## INSTRUCTION
Using the records provided below, locate and copy each line that contains the word "solve".

## INPUT DATA
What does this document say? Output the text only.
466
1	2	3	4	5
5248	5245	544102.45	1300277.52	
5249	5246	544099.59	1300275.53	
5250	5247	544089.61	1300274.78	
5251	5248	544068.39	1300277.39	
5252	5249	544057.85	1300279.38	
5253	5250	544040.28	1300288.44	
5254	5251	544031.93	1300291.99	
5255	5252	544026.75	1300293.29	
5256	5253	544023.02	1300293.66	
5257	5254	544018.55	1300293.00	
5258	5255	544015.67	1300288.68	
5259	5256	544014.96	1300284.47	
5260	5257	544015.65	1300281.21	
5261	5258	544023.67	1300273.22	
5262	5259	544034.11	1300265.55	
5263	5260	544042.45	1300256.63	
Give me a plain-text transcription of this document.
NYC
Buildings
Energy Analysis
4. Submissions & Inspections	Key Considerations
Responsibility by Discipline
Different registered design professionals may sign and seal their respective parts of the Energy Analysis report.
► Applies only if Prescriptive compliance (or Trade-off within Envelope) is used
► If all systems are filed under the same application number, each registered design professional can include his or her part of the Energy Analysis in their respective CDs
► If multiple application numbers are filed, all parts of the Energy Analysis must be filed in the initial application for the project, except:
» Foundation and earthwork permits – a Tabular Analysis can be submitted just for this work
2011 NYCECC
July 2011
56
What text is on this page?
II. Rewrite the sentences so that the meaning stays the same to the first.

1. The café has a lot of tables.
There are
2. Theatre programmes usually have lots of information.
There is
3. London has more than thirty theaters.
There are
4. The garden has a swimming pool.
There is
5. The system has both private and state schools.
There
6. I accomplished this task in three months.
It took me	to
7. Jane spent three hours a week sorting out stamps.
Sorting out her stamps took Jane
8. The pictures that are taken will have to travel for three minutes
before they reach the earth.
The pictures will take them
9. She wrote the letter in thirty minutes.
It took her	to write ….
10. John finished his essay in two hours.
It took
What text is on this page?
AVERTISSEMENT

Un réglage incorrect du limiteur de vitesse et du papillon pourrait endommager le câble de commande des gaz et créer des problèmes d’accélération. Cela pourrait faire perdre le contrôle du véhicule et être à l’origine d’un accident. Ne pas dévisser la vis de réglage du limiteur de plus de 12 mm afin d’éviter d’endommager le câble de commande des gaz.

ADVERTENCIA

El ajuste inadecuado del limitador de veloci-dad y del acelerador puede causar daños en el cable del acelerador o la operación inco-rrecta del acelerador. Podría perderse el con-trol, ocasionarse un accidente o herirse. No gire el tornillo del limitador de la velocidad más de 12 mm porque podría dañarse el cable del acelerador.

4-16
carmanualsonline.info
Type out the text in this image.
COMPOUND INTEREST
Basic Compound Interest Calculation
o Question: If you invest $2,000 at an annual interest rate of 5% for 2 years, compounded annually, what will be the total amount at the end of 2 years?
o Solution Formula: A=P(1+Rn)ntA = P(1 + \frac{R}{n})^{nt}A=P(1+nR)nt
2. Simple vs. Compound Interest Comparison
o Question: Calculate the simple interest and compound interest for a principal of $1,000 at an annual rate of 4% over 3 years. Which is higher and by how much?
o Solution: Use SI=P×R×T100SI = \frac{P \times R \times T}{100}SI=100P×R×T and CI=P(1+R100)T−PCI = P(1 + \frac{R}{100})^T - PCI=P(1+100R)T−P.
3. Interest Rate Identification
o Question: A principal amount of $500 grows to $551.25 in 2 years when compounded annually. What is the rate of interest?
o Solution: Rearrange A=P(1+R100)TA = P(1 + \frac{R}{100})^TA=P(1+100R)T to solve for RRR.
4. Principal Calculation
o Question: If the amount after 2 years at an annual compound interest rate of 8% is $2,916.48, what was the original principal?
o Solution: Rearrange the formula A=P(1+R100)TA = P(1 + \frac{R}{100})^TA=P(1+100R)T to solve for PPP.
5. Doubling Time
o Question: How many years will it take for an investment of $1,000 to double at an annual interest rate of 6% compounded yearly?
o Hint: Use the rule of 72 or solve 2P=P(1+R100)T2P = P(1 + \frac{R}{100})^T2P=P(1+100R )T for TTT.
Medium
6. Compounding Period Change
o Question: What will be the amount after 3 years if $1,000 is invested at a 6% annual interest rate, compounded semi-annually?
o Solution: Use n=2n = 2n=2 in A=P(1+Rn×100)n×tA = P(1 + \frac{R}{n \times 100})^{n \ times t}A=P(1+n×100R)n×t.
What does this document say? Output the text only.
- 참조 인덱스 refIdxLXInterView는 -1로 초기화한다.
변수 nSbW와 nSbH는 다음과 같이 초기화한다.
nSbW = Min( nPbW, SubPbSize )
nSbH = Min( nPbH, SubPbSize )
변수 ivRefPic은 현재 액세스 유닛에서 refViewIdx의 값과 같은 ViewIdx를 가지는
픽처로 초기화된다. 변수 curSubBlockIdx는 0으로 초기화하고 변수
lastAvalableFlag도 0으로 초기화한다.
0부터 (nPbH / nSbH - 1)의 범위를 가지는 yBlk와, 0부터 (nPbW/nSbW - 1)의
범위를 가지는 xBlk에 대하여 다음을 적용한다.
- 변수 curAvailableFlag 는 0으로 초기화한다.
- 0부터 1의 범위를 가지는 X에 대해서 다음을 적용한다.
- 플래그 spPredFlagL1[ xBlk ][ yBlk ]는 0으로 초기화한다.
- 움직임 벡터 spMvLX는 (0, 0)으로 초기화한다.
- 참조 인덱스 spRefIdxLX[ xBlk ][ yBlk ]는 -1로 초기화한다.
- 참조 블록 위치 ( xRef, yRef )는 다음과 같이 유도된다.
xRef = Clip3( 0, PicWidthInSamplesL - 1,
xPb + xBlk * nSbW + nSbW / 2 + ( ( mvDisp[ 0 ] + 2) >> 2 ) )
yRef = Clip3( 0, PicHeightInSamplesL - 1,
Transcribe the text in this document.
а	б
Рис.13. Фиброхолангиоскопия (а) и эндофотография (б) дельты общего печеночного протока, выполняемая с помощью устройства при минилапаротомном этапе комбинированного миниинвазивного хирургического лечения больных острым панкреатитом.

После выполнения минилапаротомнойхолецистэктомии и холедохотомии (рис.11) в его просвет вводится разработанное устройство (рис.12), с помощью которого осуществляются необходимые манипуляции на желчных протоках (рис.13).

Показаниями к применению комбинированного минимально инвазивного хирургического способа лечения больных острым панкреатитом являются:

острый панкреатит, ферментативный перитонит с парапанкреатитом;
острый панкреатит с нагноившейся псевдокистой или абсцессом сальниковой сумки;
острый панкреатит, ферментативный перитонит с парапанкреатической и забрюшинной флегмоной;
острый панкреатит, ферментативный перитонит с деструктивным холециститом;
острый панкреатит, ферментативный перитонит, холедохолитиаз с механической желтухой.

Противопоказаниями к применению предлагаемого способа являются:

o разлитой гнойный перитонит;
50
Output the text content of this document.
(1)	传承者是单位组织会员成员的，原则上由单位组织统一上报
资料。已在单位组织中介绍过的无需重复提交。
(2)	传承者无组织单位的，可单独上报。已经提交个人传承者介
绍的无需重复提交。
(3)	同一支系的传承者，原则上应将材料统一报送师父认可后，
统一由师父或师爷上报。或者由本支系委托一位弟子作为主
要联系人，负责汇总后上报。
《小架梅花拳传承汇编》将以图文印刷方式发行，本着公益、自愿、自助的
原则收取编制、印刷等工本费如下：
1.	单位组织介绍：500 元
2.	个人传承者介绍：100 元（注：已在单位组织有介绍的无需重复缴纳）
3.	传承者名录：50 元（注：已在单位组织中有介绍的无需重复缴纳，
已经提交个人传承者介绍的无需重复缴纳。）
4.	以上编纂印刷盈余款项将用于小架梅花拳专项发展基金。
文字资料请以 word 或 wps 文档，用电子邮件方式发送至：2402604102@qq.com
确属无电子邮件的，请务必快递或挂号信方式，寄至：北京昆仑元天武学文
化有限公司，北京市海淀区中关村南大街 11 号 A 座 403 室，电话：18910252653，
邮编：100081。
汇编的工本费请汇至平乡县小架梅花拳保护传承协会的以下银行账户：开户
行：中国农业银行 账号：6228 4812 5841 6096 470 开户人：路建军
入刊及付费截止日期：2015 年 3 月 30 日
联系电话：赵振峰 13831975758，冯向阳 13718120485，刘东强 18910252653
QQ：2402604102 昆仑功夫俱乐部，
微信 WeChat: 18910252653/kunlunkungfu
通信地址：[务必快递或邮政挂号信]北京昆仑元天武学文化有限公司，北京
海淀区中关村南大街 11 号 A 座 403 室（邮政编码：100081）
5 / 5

## REPLY
o Solution: Rearrange A=P(1+R100)TA = P(1 + \frac{R}{100})^TA=P(1+100R)T to solve for RRR.
o Solution: Rearrange the formula A=P(1+R100)TA = P(1 + \frac{R}{100})^TA=P(1+100R)T to solve for PPP.
o Hint: Use the rule of 72 or solve 2P=P(1+R100)T2P = P(1 + \frac{R}{100})^T2P=P(1+100R )T for TTT.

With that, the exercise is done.